(Dataset entries on figures)
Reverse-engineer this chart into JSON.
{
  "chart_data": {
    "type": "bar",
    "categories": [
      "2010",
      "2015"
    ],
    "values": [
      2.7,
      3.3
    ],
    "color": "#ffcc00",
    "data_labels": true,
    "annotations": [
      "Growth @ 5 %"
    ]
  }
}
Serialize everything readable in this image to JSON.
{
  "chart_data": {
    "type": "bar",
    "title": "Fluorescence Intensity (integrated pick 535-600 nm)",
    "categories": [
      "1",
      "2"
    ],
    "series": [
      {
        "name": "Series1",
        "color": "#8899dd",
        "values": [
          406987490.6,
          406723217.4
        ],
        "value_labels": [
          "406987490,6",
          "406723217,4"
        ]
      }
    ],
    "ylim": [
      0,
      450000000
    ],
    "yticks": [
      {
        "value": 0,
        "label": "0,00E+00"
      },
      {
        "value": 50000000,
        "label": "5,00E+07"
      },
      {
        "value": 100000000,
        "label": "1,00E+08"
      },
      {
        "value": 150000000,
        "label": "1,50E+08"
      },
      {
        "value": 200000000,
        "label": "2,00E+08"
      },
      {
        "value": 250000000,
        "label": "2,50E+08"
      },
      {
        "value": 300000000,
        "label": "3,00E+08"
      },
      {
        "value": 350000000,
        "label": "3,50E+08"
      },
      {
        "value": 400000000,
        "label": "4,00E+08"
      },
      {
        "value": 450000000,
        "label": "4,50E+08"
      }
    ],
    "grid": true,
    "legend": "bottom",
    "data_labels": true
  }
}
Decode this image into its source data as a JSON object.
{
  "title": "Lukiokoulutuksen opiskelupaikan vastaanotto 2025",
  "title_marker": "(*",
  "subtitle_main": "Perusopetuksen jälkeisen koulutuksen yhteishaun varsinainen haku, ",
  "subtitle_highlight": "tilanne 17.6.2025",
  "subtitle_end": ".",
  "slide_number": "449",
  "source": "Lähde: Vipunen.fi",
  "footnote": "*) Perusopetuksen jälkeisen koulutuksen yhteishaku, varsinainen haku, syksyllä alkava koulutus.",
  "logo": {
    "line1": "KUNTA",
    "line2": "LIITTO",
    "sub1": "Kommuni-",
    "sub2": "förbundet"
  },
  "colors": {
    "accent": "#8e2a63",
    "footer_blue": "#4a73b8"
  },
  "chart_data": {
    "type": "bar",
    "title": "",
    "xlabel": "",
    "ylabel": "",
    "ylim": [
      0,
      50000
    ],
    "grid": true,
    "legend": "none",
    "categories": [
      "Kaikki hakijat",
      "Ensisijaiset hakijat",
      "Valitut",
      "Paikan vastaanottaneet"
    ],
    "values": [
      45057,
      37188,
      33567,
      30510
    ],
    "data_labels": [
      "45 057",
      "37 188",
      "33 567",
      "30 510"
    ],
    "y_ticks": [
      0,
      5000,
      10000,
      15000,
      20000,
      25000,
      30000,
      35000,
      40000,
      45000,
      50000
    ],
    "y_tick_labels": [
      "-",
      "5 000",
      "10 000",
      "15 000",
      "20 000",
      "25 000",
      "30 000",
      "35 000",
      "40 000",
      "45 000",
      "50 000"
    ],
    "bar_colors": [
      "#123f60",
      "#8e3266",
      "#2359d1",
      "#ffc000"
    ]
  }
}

* Work to do
Pick out all lines from the data above in which the word "source" appears.

* Task response
Decode this image into its source data as a JSON object.
  "source": "Lähde: Vipunen.fi",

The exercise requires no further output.